**Task to carry out**
Pick out each line of the records that includes the string "учащимися", and copy it.
═══ Information shown ═══
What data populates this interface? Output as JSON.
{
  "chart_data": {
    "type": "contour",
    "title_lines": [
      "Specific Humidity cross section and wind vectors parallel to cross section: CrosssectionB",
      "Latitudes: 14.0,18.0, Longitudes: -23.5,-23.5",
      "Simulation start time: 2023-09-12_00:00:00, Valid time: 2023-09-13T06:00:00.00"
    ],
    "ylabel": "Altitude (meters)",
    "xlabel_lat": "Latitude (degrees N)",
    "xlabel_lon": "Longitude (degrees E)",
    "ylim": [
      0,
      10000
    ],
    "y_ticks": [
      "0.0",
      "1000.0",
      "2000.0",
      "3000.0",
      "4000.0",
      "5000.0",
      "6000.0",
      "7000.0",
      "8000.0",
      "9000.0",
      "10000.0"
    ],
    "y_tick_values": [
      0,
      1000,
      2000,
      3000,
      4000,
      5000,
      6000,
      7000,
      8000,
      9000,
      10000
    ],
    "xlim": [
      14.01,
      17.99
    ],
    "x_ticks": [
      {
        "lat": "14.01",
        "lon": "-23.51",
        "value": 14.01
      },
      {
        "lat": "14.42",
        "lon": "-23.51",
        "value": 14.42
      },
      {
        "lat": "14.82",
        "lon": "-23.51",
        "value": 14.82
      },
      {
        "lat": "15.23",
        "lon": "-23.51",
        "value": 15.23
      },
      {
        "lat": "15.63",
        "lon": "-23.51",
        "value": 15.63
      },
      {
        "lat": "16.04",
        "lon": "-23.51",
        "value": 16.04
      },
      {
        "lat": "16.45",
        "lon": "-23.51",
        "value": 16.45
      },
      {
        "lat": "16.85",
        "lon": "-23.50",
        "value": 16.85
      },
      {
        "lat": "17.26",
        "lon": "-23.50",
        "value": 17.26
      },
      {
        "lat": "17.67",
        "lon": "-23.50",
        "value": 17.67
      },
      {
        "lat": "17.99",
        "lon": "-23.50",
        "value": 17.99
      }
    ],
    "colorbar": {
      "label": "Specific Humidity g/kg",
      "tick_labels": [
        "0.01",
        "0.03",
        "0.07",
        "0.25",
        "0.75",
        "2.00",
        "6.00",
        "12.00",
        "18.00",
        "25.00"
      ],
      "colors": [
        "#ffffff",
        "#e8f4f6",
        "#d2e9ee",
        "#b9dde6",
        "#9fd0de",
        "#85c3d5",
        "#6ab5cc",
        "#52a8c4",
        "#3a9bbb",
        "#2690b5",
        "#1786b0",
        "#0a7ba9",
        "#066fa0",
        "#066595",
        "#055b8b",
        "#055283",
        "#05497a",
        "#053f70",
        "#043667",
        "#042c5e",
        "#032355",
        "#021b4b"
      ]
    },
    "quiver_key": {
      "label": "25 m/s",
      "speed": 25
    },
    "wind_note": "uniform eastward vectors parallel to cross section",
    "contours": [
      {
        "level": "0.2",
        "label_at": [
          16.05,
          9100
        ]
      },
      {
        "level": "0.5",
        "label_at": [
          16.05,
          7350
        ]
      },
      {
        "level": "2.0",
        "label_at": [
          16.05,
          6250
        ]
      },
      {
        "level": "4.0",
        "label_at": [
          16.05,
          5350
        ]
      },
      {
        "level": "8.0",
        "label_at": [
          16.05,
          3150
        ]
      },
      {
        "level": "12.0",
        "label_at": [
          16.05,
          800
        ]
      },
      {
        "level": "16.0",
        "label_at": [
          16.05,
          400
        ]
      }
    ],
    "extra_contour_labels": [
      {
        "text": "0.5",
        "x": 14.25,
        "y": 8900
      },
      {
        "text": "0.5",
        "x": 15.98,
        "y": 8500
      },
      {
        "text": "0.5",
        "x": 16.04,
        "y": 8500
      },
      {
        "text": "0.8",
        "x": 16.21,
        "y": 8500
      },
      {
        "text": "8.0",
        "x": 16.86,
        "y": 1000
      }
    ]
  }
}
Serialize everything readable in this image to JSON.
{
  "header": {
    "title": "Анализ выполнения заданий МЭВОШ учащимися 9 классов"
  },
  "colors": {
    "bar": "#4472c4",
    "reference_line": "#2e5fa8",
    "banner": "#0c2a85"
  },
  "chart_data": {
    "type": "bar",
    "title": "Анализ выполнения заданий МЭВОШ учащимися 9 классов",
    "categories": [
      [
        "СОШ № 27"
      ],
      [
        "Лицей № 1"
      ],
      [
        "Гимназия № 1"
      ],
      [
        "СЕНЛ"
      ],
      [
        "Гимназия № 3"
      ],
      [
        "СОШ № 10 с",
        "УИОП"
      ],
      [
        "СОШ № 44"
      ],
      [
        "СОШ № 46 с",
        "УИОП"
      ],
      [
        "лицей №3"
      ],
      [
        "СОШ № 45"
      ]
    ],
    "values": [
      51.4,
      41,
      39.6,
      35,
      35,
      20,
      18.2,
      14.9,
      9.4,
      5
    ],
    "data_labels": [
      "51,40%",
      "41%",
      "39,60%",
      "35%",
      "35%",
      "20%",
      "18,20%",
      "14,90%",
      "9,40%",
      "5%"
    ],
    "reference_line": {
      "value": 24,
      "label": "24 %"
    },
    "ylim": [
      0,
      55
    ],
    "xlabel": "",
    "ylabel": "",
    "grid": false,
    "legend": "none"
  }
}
═══
**Result**
    "title": "Анализ выполнения заданий МЭВОШ учащимися 9 классов"
    "title": "Анализ выполнения заданий МЭВОШ учащимися 9 классов",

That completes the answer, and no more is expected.